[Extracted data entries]
=====
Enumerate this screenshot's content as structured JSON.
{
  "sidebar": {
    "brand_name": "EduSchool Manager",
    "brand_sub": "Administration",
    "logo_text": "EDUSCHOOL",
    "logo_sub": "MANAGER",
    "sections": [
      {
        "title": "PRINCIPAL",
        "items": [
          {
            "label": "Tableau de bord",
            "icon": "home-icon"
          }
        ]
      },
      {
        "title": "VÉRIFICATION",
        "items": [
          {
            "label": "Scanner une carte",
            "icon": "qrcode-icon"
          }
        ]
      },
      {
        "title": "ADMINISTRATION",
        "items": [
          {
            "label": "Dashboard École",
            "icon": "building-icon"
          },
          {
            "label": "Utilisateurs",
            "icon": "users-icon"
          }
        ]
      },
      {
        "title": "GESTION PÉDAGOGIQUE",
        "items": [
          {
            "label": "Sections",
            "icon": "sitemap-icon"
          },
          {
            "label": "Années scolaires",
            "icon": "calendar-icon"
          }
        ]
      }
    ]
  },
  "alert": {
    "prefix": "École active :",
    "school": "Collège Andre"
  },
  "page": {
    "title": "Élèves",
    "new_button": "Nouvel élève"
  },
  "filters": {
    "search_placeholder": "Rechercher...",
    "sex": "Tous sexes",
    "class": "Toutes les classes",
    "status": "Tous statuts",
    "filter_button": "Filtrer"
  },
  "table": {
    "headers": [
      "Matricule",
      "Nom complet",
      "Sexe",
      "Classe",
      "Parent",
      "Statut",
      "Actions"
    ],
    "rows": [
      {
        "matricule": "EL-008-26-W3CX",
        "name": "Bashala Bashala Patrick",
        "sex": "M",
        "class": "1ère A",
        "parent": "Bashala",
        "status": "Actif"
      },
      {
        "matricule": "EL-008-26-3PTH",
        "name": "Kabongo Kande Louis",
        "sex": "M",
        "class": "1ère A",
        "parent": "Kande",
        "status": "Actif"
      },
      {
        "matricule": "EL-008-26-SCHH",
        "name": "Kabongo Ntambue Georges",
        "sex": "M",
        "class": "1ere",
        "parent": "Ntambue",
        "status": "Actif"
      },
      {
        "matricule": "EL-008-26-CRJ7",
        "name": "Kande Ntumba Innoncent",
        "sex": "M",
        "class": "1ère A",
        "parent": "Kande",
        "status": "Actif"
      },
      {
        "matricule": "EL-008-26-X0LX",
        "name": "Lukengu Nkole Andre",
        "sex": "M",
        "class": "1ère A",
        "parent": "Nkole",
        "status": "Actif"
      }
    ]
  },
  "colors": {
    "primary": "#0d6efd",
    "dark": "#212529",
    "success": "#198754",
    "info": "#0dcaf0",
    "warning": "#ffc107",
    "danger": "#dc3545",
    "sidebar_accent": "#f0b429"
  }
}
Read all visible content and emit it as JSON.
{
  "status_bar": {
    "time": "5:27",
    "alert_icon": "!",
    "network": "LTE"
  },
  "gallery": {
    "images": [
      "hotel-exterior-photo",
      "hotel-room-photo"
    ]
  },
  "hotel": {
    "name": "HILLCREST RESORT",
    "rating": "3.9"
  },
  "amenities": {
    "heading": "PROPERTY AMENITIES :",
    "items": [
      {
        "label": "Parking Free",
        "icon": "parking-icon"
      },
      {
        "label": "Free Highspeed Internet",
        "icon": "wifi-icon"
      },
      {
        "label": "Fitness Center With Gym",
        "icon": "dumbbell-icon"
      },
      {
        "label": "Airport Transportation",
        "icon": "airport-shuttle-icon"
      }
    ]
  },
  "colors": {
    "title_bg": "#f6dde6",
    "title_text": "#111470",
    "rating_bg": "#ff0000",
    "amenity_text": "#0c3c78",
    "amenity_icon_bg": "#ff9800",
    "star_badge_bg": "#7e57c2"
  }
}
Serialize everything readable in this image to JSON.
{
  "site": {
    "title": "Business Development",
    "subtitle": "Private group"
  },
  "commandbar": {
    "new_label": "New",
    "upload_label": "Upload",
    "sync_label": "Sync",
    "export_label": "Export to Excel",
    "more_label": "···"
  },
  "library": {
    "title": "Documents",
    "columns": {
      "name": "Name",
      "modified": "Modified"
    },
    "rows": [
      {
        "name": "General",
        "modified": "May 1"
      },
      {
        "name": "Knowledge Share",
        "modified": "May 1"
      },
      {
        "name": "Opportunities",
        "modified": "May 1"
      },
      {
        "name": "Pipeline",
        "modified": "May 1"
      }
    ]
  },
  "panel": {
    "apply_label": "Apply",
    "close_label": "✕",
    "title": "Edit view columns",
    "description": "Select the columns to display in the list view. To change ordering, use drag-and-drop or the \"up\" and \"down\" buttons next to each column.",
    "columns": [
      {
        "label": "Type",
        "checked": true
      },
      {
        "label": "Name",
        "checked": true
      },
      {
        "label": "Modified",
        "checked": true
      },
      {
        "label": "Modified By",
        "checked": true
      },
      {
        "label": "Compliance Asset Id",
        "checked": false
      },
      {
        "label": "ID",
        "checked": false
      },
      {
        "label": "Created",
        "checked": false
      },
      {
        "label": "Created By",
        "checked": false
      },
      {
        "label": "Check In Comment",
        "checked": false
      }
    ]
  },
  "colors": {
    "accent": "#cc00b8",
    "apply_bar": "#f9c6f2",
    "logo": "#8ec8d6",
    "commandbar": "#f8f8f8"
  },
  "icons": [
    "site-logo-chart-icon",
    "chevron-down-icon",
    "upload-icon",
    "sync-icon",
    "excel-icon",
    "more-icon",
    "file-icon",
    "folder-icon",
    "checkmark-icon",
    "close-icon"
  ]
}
=====
Problem to work on: Work out how many lines above have the string "hotel" in them, and give only the number.

Written response: 3